▶ [TASK BRIEF] Can you return every line of the items below verbatim, leaving out the pictures?

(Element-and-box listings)
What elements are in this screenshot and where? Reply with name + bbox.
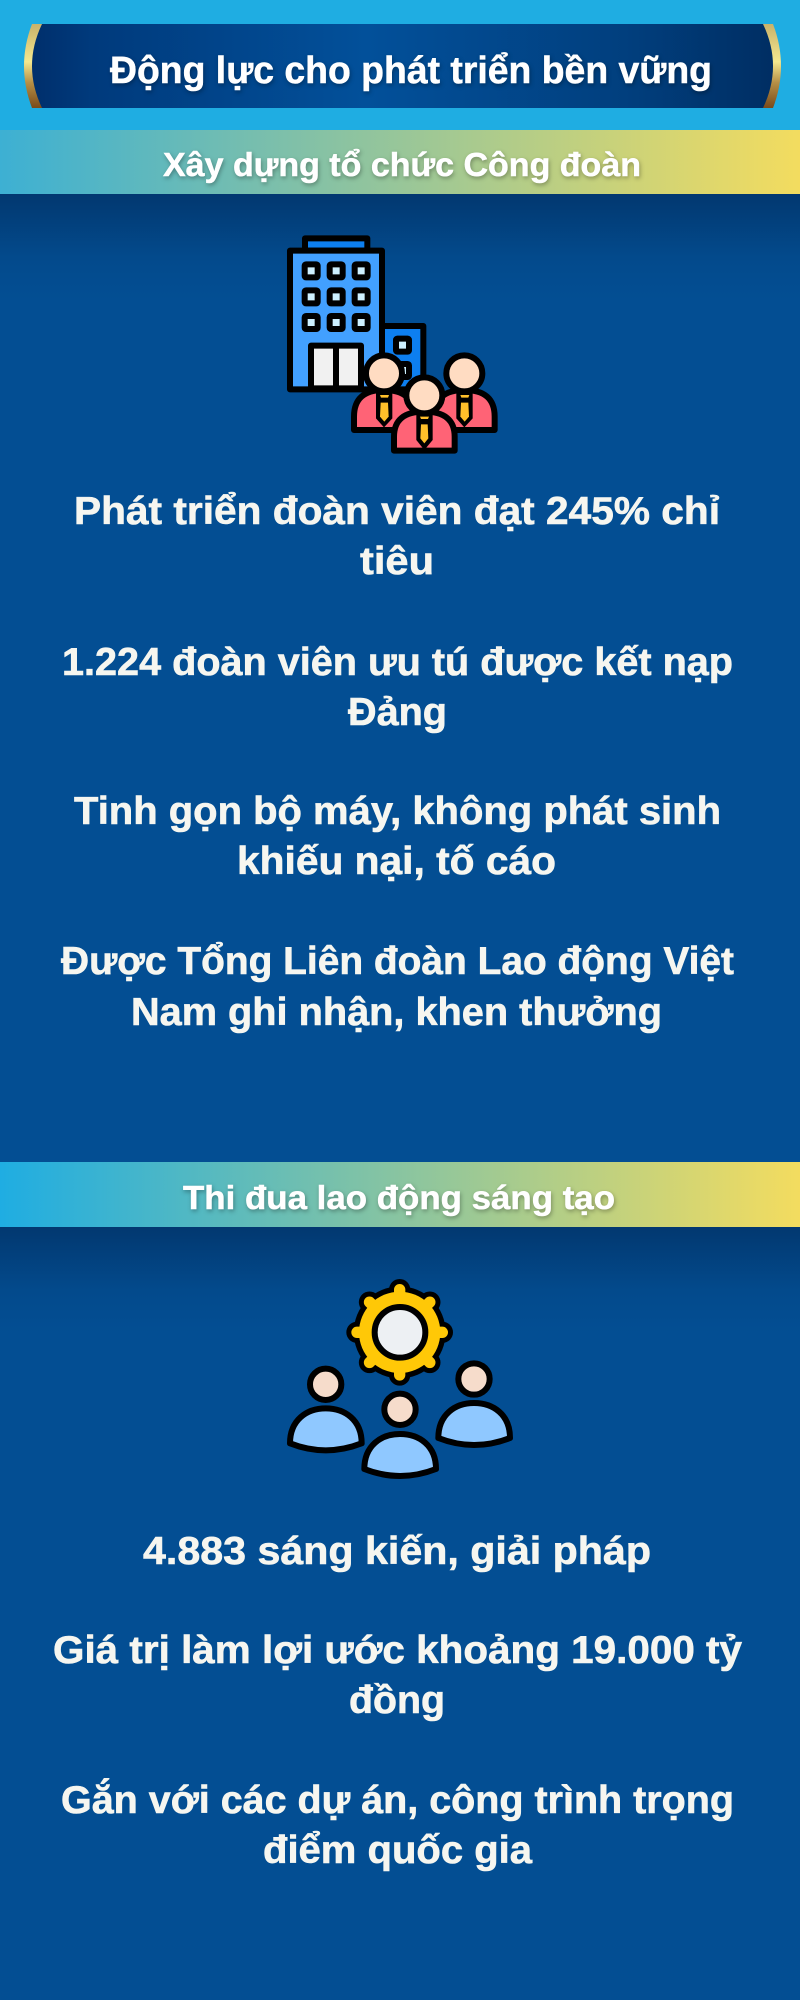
icon: gear and team: [290, 1286, 510, 1476]
text: dự án trọng điểm: [61, 1778, 734, 1872]
title: Động lực cho phát triển bền vững: [110, 50, 712, 92]
section header: Xây dựng tổ chức Công đoàn: [0, 130, 800, 194]
text: dự án trọng điểm: điểm quốc gia: [263, 1829, 532, 1872]
banner body: [32, 24, 773, 108]
text: giá trị làm lợi: Giá trị làm lợi ước khoảng 19.000 tỷ: [53, 1629, 742, 1672]
section header: Xây dựng tổ chức Công đoàn: Xây dựng tổ chức Công đoàn: [163, 146, 641, 183]
text: phát triển đoàn viên: [74, 490, 720, 583]
text: giá trị làm lợi: đồng: [349, 1679, 445, 1722]
title banner: [24, 24, 781, 108]
text: đoàn viên ưu tú: 1.224 đoàn viên ưu tú được kết nạp: [62, 641, 733, 684]
text: tinh gọn bộ máy: khiếu nại, tố cáo: [237, 840, 556, 883]
text: phát triển đoàn viên: tiêu: [360, 540, 434, 583]
panel: Thi đua lao động sáng tạo: [0, 1227, 800, 2000]
text: ghi nhận khen thưởng: [61, 940, 734, 1034]
section header: Thi đua lao động sáng tạo: Thi đua lao động sáng tạo: [183, 1179, 615, 1216]
text: sáng kiến: 4.883 sáng kiến, giải pháp: [143, 1530, 651, 1573]
text: tinh gọn bộ máy: [74, 790, 721, 883]
section header: Thi đua lao động sáng tạo: [0, 1162, 800, 1227]
panel: Xây dựng tổ chức Công đoàn: [0, 194, 800, 1162]
text: ghi nhận khen thưởng: Được Tổng Liên đoàn Lao động Việt: [61, 940, 734, 983]
text: giá trị làm lợi: [53, 1629, 742, 1722]
text: đoàn viên ưu tú: Đảng: [348, 691, 447, 734]
banner gold edges: [24, 24, 781, 108]
text: tinh gọn bộ máy: Tinh gọn bộ máy, không phát sinh: [74, 790, 721, 833]
text: phát triển đoàn viên: Phát triển đoàn viên đạt 245% chỉ: [74, 490, 720, 533]
text: ghi nhận khen thưởng: Nam ghi nhận, khen thưởng: [131, 991, 662, 1034]
text: dự án trọng điểm: Gắn với các dự án, công trình trọng: [61, 1778, 734, 1822]
icon: office building and workers: [290, 238, 495, 451]
text: đoàn viên ưu tú: [62, 641, 733, 734]
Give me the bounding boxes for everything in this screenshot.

▶ [COMPLETE RESPONSE]
What elements are in this screenshot and where? Reply with name + bbox.
icon: gear and team: [290, 1286, 510, 1476]
text: dự án trọng điểm: [61, 1778, 734, 1872]
title: Động lực cho phát triển bền vững: [110, 50, 712, 92]
section header: Xây dựng tổ chức Công đoàn: [0, 130, 800, 194]
text: dự án trọng điểm: điểm quốc gia: [263, 1829, 532, 1872]
banner body: [32, 24, 773, 108]
text: giá trị làm lợi: Giá trị làm lợi ước khoảng 19.000 tỷ: [53, 1629, 742, 1672]
section header: Xây dựng tổ chức Công đoàn: Xây dựng tổ chức Công đoàn: [163, 146, 641, 183]
text: phát triển đoàn viên: [74, 490, 720, 583]
text: giá trị làm lợi: đồng: [349, 1679, 445, 1722]
title banner: [24, 24, 781, 108]
text: đoàn viên ưu tú: 1.224 đoàn viên ưu tú được kết nạp: [62, 641, 733, 684]
text: tinh gọn bộ máy: khiếu nại, tố cáo: [237, 840, 556, 883]
text: phát triển đoàn viên: tiêu: [360, 540, 434, 583]
panel: Thi đua lao động sáng tạo: [0, 1227, 800, 2000]
text: ghi nhận khen thưởng: [61, 940, 734, 1034]
section header: Thi đua lao động sáng tạo: Thi đua lao động sáng tạo: [183, 1179, 615, 1216]
text: sáng kiến: 4.883 sáng kiến, giải pháp: [143, 1530, 651, 1573]
text: tinh gọn bộ máy: [74, 790, 721, 883]
section header: Thi đua lao động sáng tạo: [0, 1162, 800, 1227]
panel: Xây dựng tổ chức Công đoàn: [0, 194, 800, 1162]
text: ghi nhận khen thưởng: Được Tổng Liên đoàn Lao động Việt: [61, 940, 734, 983]
text: giá trị làm lợi: [53, 1629, 742, 1722]
text: đoàn viên ưu tú: Đảng: [348, 691, 447, 734]
banner gold edges: [24, 24, 781, 108]
text: tinh gọn bộ máy: Tinh gọn bộ máy, không phát sinh: [74, 790, 721, 833]
text: phát triển đoàn viên: Phát triển đoàn viên đạt 245% chỉ: [74, 490, 720, 533]
text: ghi nhận khen thưởng: Nam ghi nhận, khen thưởng: [131, 991, 662, 1034]
text: dự án trọng điểm: Gắn với các dự án, công trình trọng: [61, 1778, 734, 1822]
icon: office building and workers: [290, 238, 495, 451]
text: đoàn viên ưu tú: [62, 641, 733, 734]
Give me the bounding boxes for everything in this screenshot.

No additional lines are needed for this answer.